Source data:
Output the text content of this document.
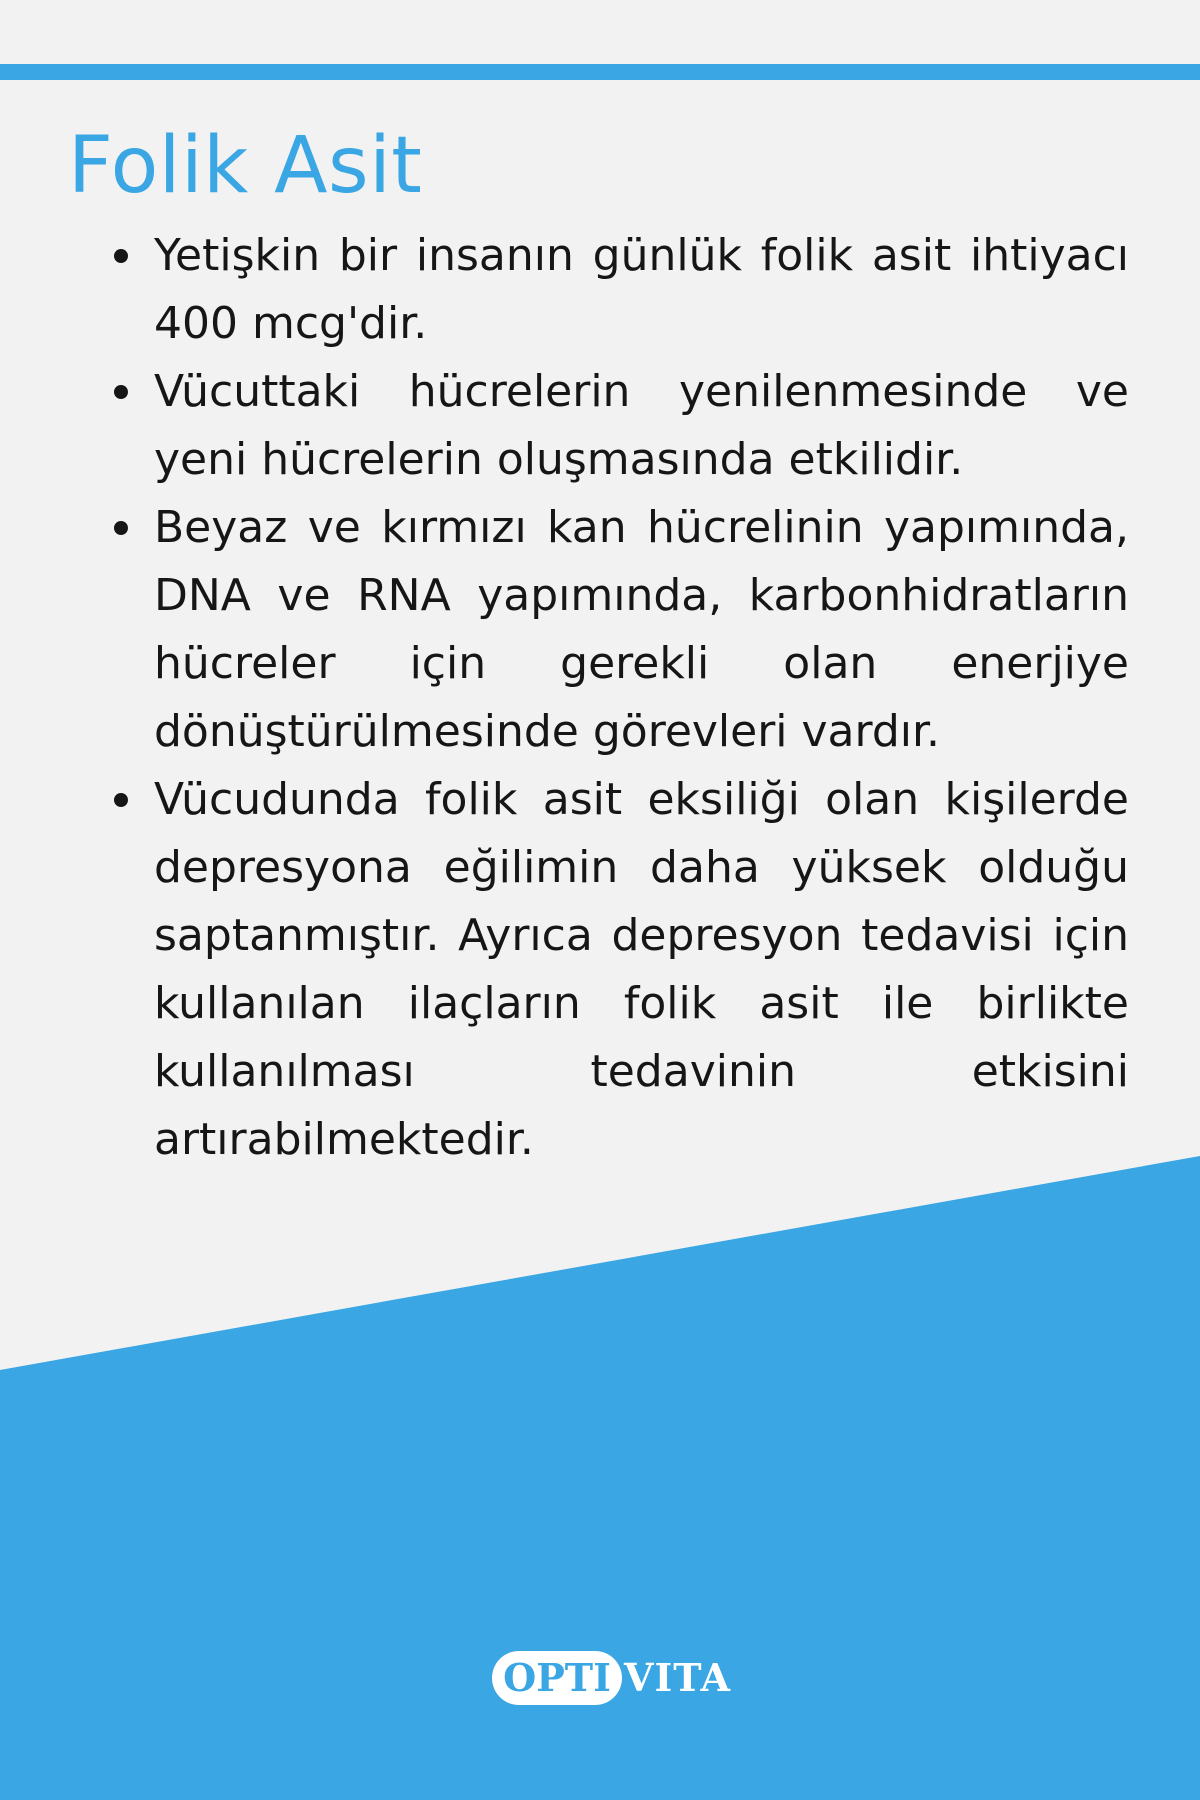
Folik Asit
Yetişkin bir insanın günlük folik asit ihtiyacı 400 mcg'dir.
Vücuttaki hücrelerin yenilenmesinde ve yeni hücrelerin oluşmasında etkilidir.
Beyaz ve kırmızı kan hücrelinin yapımında, DNA ve RNA yapımında, karbonhidratların hücreler için gerekli olan enerjiye dönüştürülmesinde görevleri vardır.
Vücudunda folik asit eksiliği olan kişilerde depresyona eğilimin daha yüksek olduğu saptanmıştır. Ayrıca depresyon tedavisi için kullanılan ilaçların folik asit ile birlikte kullanılması tedavinin etkisini artırabilmektedir.
OPTI VITA
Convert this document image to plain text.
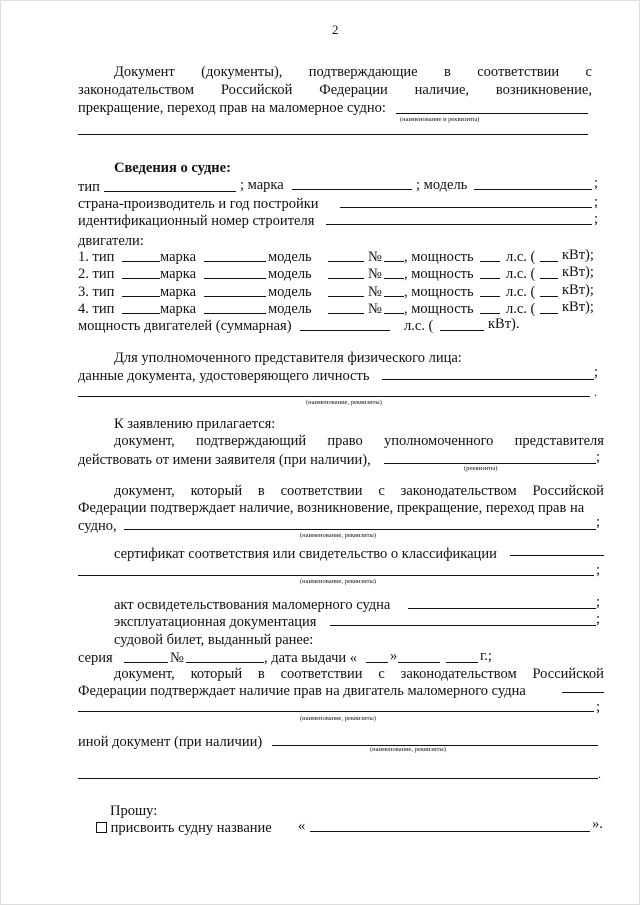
2
Документ (документы), подтверждающие в соответствии с
законодательством Российской Федерации наличие, возникновение,
прекращение, переход прав на маломерное судно:
(наименование и реквизиты)
Сведения о судне:
тип	; марка	; модель	;
страна-производитель и год постройки	;
идентификационный номер строителя	;
двигатели:
1. тип	марка	модель	№ , мощность л.с. ( кВт);
2. тип	марка	модель	№ , мощность л.с. ( кВт);
3. тип	марка	модель	№ , мощность л.с. ( кВт);
4. тип	марка	модель	№ , мощность л.с. ( кВт);
мощность двигателей (суммарная)	л.с. (	кВт).
Для уполномоченного представителя физического лица:
данные документа, удостоверяющего личность	;
.
(наименование, реквизиты)
К заявлению прилагается:
документ, подтверждающий право уполномоченного представителя
действовать от имени заявителя (при наличии),	;
(реквизиты)
документ, который в соответствии с законодательством Российской
Федерации подтверждает наличие, возникновение, прекращение, переход прав на
судно,	;
(наименование, реквизиты)
сертификат соответствия или свидетельство о классификации
;
(наименование, реквизиты)
акт освидетельствования маломерного судна	;
эксплуатационная документация	;
судовой билет, выданный ранее:
серия	№	, дата выдачи « »	г.;
документ, который в соответствии с законодательством Российской
Федерации подтверждает наличие прав на двигатель маломерного судна
;
(наименование, реквизиты)
иной документ (при наличии)	(наименование, реквизиты)
.
Прошу:
присвоить судну название «	».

**TASK BRIEF**
Go through the listing above and write it all out exactly, leaving out any picture.

**ANSWER IN FULL**
Output the text content of this document.
Folik Asit
Yetişkin bir insanın günlük folik asit ihtiyacı 400 mcg'dir.
Vücuttaki hücrelerin yenilenmesinde ve yeni hücrelerin oluşmasında etkilidir.
Beyaz ve kırmızı kan hücrelinin yapımında, DNA ve RNA yapımında, karbonhidratların hücreler için gerekli olan enerjiye dönüştürülmesinde görevleri vardır.
Vücudunda folik asit eksiliği olan kişilerde depresyona eğilimin daha yüksek olduğu saptanmıştır. Ayrıca depresyon tedavisi için kullanılan ilaçların folik asit ile birlikte kullanılması tedavinin etkisini artırabilmektedir.
OPTI VITA
Convert this document image to plain text.
2
Документ (документы), подтверждающие в соответствии с
законодательством Российской Федерации наличие, возникновение,
прекращение, переход прав на маломерное судно:
(наименование и реквизиты)
Сведения о судне:
тип	; марка	; модель	;
страна-производитель и год постройки	;
идентификационный номер строителя	;
двигатели:
1. тип	марка	модель	№ , мощность л.с. ( кВт);
2. тип	марка	модель	№ , мощность л.с. ( кВт);
3. тип	марка	модель	№ , мощность л.с. ( кВт);
4. тип	марка	модель	№ , мощность л.с. ( кВт);
мощность двигателей (суммарная)	л.с. (	кВт).
Для уполномоченного представителя физического лица:
данные документа, удостоверяющего личность	;
.
(наименование, реквизиты)
К заявлению прилагается:
документ, подтверждающий право уполномоченного представителя
действовать от имени заявителя (при наличии),	;
(реквизиты)
документ, который в соответствии с законодательством Российской
Федерации подтверждает наличие, возникновение, прекращение, переход прав на
судно,	;
(наименование, реквизиты)
сертификат соответствия или свидетельство о классификации
;
(наименование, реквизиты)
акт освидетельствования маломерного судна	;
эксплуатационная документация	;
судовой билет, выданный ранее:
серия	№	, дата выдачи « »	г.;
документ, который в соответствии с законодательством Российской
Федерации подтверждает наличие прав на двигатель маломерного судна
;
(наименование, реквизиты)
иной документ (при наличии)	(наименование, реквизиты)
.
Прошу:
присвоить судну название «	».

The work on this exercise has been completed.